━━ Raw records ━━

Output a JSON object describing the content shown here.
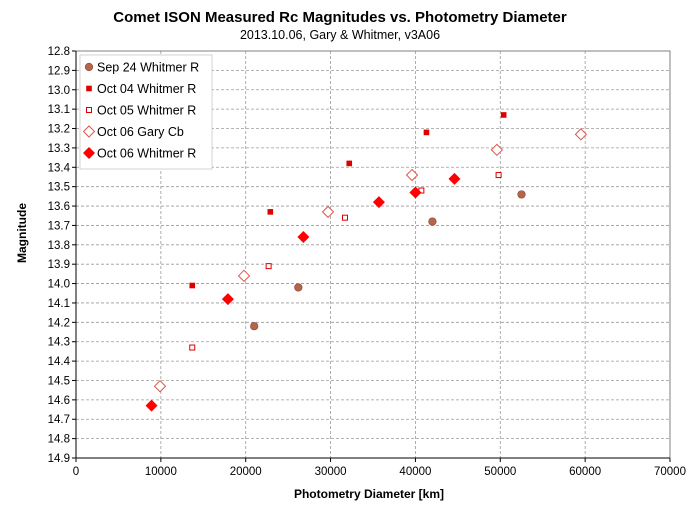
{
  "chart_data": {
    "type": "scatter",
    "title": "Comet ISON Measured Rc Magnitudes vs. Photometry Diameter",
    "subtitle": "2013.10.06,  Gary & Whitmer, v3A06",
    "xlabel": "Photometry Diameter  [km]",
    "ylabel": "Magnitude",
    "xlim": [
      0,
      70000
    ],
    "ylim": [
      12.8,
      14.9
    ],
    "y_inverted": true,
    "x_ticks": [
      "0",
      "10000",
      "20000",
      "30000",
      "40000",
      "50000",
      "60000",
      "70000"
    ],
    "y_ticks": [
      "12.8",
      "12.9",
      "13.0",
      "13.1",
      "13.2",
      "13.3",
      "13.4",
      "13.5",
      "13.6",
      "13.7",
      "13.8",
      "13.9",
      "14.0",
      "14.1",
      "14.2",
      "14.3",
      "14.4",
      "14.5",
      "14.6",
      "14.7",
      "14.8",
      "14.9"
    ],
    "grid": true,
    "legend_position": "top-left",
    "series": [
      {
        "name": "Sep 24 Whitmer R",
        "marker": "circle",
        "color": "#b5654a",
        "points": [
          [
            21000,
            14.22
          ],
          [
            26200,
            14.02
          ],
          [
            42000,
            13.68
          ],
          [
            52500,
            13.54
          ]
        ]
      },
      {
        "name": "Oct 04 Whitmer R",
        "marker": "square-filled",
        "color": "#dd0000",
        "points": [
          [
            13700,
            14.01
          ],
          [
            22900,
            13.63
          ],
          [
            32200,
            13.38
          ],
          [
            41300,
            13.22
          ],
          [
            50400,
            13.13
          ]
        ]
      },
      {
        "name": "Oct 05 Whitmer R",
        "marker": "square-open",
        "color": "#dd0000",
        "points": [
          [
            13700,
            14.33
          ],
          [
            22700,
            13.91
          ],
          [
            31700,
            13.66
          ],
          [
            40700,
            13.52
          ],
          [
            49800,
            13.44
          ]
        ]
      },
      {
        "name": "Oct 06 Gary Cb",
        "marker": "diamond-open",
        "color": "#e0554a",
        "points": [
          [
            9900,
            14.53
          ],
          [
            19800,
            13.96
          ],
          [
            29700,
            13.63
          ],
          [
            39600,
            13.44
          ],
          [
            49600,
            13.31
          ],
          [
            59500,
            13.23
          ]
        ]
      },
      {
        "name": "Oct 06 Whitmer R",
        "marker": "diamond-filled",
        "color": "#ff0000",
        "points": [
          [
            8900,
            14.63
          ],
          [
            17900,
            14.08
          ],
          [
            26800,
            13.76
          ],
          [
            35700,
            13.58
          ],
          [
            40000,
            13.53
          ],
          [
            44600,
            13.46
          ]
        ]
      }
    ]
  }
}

━━━

- Task description
Find and copy every line in the entries above where the string "color" occurs.

- Exercise output
        "color": "#b5654a",
        "color": "#dd0000",
        "color": "#dd0000",
        "color": "#e0554a",
        "color": "#ff0000",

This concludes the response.